ACTION ITEM =
Would you reproduce all of the entries below, character for character?

Stored data entries:
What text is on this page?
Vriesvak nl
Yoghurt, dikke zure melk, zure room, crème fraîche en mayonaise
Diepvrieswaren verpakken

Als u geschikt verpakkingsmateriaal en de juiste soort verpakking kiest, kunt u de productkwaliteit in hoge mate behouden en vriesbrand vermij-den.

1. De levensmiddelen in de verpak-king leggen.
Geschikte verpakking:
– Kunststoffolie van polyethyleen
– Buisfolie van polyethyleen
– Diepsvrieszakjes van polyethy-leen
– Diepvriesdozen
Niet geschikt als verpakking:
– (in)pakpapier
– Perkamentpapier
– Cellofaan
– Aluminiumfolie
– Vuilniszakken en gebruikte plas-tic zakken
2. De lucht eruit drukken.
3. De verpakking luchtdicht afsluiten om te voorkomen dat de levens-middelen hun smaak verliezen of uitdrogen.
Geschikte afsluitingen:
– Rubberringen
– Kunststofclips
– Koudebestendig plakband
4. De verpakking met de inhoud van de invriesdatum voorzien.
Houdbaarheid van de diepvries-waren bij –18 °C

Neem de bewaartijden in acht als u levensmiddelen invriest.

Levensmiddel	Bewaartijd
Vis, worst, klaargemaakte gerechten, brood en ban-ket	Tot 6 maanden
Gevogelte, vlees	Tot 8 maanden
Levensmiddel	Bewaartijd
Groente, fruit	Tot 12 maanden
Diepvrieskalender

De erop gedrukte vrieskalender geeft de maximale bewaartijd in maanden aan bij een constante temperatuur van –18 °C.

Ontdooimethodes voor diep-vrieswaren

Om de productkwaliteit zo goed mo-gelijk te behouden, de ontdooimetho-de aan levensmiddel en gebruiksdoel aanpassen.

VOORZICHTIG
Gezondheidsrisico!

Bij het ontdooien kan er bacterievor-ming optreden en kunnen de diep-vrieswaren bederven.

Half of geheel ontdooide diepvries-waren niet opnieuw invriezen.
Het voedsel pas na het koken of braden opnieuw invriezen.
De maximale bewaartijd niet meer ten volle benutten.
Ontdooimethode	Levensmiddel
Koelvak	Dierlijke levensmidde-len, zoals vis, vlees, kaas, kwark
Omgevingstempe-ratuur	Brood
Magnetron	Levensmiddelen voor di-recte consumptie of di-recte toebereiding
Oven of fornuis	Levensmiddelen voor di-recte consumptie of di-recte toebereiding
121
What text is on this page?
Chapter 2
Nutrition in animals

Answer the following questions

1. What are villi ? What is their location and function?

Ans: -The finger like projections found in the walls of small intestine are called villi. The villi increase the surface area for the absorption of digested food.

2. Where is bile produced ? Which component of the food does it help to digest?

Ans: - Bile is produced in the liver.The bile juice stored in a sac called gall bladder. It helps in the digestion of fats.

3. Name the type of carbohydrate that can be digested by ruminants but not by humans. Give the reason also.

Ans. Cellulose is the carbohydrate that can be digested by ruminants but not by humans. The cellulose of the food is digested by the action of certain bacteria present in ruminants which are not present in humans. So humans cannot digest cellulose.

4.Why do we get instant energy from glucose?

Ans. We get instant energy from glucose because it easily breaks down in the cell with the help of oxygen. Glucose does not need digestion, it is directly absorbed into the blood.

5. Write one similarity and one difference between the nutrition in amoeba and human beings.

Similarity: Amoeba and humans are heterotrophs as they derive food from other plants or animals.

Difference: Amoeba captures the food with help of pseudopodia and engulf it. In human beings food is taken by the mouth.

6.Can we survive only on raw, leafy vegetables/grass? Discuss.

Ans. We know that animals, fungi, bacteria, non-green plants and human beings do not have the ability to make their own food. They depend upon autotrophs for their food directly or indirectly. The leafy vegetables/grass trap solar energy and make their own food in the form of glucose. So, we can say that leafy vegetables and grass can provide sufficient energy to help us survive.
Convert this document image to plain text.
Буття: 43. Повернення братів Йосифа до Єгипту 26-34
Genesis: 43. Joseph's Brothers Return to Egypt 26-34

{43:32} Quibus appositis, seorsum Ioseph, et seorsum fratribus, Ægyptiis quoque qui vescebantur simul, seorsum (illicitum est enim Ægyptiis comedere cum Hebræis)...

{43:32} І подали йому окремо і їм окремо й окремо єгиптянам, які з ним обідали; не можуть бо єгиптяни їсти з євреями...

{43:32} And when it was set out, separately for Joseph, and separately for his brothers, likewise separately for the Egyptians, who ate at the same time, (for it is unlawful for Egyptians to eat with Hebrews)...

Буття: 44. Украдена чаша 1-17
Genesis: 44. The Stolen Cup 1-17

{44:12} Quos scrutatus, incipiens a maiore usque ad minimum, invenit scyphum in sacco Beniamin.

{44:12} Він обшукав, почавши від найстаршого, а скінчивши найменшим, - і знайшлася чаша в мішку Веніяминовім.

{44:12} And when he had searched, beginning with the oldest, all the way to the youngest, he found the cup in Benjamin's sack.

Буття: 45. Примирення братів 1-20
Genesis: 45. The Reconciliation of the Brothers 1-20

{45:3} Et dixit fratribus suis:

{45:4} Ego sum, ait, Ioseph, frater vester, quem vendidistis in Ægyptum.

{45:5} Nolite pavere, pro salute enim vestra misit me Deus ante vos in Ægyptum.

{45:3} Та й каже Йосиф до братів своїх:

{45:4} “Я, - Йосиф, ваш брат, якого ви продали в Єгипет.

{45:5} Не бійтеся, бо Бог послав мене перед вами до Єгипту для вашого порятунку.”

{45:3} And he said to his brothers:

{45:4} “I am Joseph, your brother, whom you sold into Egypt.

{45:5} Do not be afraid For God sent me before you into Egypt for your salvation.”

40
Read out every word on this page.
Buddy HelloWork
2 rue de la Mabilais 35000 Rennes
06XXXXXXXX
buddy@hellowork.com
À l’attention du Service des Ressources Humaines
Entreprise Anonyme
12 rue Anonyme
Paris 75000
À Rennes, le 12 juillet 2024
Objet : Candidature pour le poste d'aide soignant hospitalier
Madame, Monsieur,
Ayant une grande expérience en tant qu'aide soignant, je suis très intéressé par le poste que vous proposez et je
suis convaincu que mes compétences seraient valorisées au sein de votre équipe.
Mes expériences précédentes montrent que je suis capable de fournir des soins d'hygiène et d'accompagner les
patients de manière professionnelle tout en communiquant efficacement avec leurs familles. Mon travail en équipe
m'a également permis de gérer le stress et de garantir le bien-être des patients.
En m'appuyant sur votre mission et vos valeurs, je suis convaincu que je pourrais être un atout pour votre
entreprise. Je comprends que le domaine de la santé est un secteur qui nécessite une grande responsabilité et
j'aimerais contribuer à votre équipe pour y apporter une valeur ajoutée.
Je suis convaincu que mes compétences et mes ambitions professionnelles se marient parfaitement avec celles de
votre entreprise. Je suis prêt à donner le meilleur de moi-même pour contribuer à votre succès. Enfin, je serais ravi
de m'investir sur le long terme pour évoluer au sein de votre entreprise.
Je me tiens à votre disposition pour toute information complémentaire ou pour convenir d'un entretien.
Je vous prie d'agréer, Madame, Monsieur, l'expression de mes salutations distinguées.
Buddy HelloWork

SOLUTION =
What text is on this page?
Vriesvak nl
Yoghurt, dikke zure melk, zure room, crème fraîche en mayonaise
Diepvrieswaren verpakken

Als u geschikt verpakkingsmateriaal en de juiste soort verpakking kiest, kunt u de productkwaliteit in hoge mate behouden en vriesbrand vermij-den.

1. De levensmiddelen in de verpak-king leggen.
Geschikte verpakking:
– Kunststoffolie van polyethyleen
– Buisfolie van polyethyleen
– Diepsvrieszakjes van polyethy-leen
– Diepvriesdozen
Niet geschikt als verpakking:
– (in)pakpapier
– Perkamentpapier
– Cellofaan
– Aluminiumfolie
– Vuilniszakken en gebruikte plas-tic zakken
2. De lucht eruit drukken.
3. De verpakking luchtdicht afsluiten om te voorkomen dat de levens-middelen hun smaak verliezen of uitdrogen.
Geschikte afsluitingen:
– Rubberringen
– Kunststofclips
– Koudebestendig plakband
4. De verpakking met de inhoud van de invriesdatum voorzien.
Houdbaarheid van de diepvries-waren bij –18 °C

Neem de bewaartijden in acht als u levensmiddelen invriest.

Levensmiddel	Bewaartijd
Vis, worst, klaargemaakte gerechten, brood en ban-ket	Tot 6 maanden
Gevogelte, vlees	Tot 8 maanden
Levensmiddel	Bewaartijd
Groente, fruit	Tot 12 maanden
Diepvrieskalender

De erop gedrukte vrieskalender geeft de maximale bewaartijd in maanden aan bij een constante temperatuur van –18 °C.

Ontdooimethodes voor diep-vrieswaren

Om de productkwaliteit zo goed mo-gelijk te behouden, de ontdooimetho-de aan levensmiddel en gebruiksdoel aanpassen.

VOORZICHTIG
Gezondheidsrisico!

Bij het ontdooien kan er bacterievor-ming optreden en kunnen de diep-vrieswaren bederven.

Half of geheel ontdooide diepvries-waren niet opnieuw invriezen.
Het voedsel pas na het koken of braden opnieuw invriezen.
De maximale bewaartijd niet meer ten volle benutten.
Ontdooimethode	Levensmiddel
Koelvak	Dierlijke levensmidde-len, zoals vis, vlees, kaas, kwark
Omgevingstempe-ratuur	Brood
Magnetron	Levensmiddelen voor di-recte consumptie of di-recte toebereiding
Oven of fornuis	Levensmiddelen voor di-recte consumptie of di-recte toebereiding
121
What text is on this page?
Chapter 2
Nutrition in animals

Answer the following questions

1. What are villi ? What is their location and function?

Ans: -The finger like projections found in the walls of small intestine are called villi. The villi increase the surface area for the absorption of digested food.

2. Where is bile produced ? Which component of the food does it help to digest?

Ans: - Bile is produced in the liver.The bile juice stored in a sac called gall bladder. It helps in the digestion of fats.

3. Name the type of carbohydrate that can be digested by ruminants but not by humans. Give the reason also.

Ans. Cellulose is the carbohydrate that can be digested by ruminants but not by humans. The cellulose of the food is digested by the action of certain bacteria present in ruminants which are not present in humans. So humans cannot digest cellulose.

4.Why do we get instant energy from glucose?

Ans. We get instant energy from glucose because it easily breaks down in the cell with the help of oxygen. Glucose does not need digestion, it is directly absorbed into the blood.

5. Write one similarity and one difference between the nutrition in amoeba and human beings.

Similarity: Amoeba and humans are heterotrophs as they derive food from other plants or animals.

Difference: Amoeba captures the food with help of pseudopodia and engulf it. In human beings food is taken by the mouth.

6.Can we survive only on raw, leafy vegetables/grass? Discuss.

Ans. We know that animals, fungi, bacteria, non-green plants and human beings do not have the ability to make their own food. They depend upon autotrophs for their food directly or indirectly. The leafy vegetables/grass trap solar energy and make their own food in the form of glucose. So, we can say that leafy vegetables and grass can provide sufficient energy to help us survive.
Convert this document image to plain text.
Буття: 43. Повернення братів Йосифа до Єгипту 26-34
Genesis: 43. Joseph's Brothers Return to Egypt 26-34

{43:32} Quibus appositis, seorsum Ioseph, et seorsum fratribus, Ægyptiis quoque qui vescebantur simul, seorsum (illicitum est enim Ægyptiis comedere cum Hebræis)...

{43:32} І подали йому окремо і їм окремо й окремо єгиптянам, які з ним обідали; не можуть бо єгиптяни їсти з євреями...

{43:32} And when it was set out, separately for Joseph, and separately for his brothers, likewise separately for the Egyptians, who ate at the same time, (for it is unlawful for Egyptians to eat with Hebrews)...

Буття: 44. Украдена чаша 1-17
Genesis: 44. The Stolen Cup 1-17

{44:12} Quos scrutatus, incipiens a maiore usque ad minimum, invenit scyphum in sacco Beniamin.

{44:12} Він обшукав, почавши від найстаршого, а скінчивши найменшим, - і знайшлася чаша в мішку Веніяминовім.

{44:12} And when he had searched, beginning with the oldest, all the way to the youngest, he found the cup in Benjamin's sack.

Буття: 45. Примирення братів 1-20
Genesis: 45. The Reconciliation of the Brothers 1-20

{45:3} Et dixit fratribus suis:

{45:4} Ego sum, ait, Ioseph, frater vester, quem vendidistis in Ægyptum.

{45:5} Nolite pavere, pro salute enim vestra misit me Deus ante vos in Ægyptum.

{45:3} Та й каже Йосиф до братів своїх:

{45:4} “Я, - Йосиф, ваш брат, якого ви продали в Єгипет.

{45:5} Не бійтеся, бо Бог послав мене перед вами до Єгипту для вашого порятунку.”

{45:3} And he said to his brothers:

{45:4} “I am Joseph, your brother, whom you sold into Egypt.

{45:5} Do not be afraid For God sent me before you into Egypt for your salvation.”

40
Read out every word on this page.
Buddy HelloWork
2 rue de la Mabilais 35000 Rennes
06XXXXXXXX
buddy@hellowork.com
À l’attention du Service des Ressources Humaines
Entreprise Anonyme
12 rue Anonyme
Paris 75000
À Rennes, le 12 juillet 2024
Objet : Candidature pour le poste d'aide soignant hospitalier
Madame, Monsieur,
Ayant une grande expérience en tant qu'aide soignant, je suis très intéressé par le poste que vous proposez et je
suis convaincu que mes compétences seraient valorisées au sein de votre équipe.
Mes expériences précédentes montrent que je suis capable de fournir des soins d'hygiène et d'accompagner les
patients de manière professionnelle tout en communiquant efficacement avec leurs familles. Mon travail en équipe
m'a également permis de gérer le stress et de garantir le bien-être des patients.
En m'appuyant sur votre mission et vos valeurs, je suis convaincu que je pourrais être un atout pour votre
entreprise. Je comprends que le domaine de la santé est un secteur qui nécessite une grande responsabilité et
j'aimerais contribuer à votre équipe pour y apporter une valeur ajoutée.
Je suis convaincu que mes compétences et mes ambitions professionnelles se marient parfaitement avec celles de
votre entreprise. Je suis prêt à donner le meilleur de moi-même pour contribuer à votre succès. Enfin, je serais ravi
de m'investir sur le long terme pour évoluer au sein de votre entreprise.
Je me tiens à votre disposition pour toute information complémentaire ou pour convenir d'un entretien.
Je vous prie d'agréer, Madame, Monsieur, l'expression de mes salutations distinguées.
Buddy HelloWork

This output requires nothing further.